_The exercise:_ From the entries that follow, extract each line holding the string "celsius".

-- Exercise material start --

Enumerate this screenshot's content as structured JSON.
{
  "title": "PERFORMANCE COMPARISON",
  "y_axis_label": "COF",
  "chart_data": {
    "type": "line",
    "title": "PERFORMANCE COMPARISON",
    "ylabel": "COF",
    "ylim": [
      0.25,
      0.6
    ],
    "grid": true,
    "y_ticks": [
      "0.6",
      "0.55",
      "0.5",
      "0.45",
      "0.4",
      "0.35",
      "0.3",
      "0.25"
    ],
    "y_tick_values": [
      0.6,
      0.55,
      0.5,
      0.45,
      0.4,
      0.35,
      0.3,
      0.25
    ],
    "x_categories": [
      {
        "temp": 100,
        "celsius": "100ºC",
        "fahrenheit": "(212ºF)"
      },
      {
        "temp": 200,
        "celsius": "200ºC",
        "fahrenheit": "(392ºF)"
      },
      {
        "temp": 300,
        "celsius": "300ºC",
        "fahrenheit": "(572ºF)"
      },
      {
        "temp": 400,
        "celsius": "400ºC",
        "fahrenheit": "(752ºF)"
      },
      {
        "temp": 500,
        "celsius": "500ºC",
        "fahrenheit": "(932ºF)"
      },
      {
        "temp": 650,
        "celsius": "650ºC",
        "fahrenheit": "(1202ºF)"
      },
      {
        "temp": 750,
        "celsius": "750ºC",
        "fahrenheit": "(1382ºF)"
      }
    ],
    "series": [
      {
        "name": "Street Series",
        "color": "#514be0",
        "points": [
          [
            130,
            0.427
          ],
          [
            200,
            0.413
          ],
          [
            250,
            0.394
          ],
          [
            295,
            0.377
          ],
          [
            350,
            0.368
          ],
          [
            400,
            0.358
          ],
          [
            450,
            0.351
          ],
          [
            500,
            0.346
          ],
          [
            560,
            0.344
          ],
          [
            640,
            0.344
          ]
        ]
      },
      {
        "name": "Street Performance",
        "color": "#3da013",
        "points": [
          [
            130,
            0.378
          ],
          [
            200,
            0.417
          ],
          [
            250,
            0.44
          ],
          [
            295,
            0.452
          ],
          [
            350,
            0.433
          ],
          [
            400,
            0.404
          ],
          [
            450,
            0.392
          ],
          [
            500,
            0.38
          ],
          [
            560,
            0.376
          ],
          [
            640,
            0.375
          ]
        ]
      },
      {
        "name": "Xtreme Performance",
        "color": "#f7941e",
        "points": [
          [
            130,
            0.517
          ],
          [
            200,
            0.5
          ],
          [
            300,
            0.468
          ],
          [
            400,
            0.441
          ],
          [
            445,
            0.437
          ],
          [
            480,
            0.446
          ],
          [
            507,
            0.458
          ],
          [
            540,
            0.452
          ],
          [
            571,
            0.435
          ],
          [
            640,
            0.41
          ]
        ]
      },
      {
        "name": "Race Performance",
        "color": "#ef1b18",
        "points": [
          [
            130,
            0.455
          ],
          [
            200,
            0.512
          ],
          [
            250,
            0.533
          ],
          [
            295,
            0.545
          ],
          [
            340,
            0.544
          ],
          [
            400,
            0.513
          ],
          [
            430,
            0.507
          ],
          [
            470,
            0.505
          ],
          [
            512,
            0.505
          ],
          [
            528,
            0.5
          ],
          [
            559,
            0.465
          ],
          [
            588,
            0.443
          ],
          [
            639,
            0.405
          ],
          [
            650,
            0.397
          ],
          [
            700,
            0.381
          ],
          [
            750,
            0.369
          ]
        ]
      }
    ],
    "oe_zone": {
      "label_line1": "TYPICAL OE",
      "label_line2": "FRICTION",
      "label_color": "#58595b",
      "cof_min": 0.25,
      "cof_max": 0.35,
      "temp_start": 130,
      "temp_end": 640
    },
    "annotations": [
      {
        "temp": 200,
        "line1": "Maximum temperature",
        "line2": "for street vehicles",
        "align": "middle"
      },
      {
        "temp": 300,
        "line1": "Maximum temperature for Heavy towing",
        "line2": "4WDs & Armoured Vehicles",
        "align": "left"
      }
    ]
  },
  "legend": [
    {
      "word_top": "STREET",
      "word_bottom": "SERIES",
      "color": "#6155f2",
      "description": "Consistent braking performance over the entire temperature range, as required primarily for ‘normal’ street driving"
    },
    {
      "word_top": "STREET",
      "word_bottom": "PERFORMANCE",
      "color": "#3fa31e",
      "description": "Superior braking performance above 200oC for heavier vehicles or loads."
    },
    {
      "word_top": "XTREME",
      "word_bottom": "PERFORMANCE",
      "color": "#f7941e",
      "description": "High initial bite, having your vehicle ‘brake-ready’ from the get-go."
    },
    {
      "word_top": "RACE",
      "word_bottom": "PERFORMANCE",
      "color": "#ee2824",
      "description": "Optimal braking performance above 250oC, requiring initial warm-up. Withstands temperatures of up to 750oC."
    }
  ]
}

-- Exercise material end --

_Response:_
        "celsius": "100ºC",
        "celsius": "200ºC",
        "celsius": "300ºC",
        "celsius": "400ºC",
        "celsius": "500ºC",
        "celsius": "650ºC",
        "celsius": "750ºC",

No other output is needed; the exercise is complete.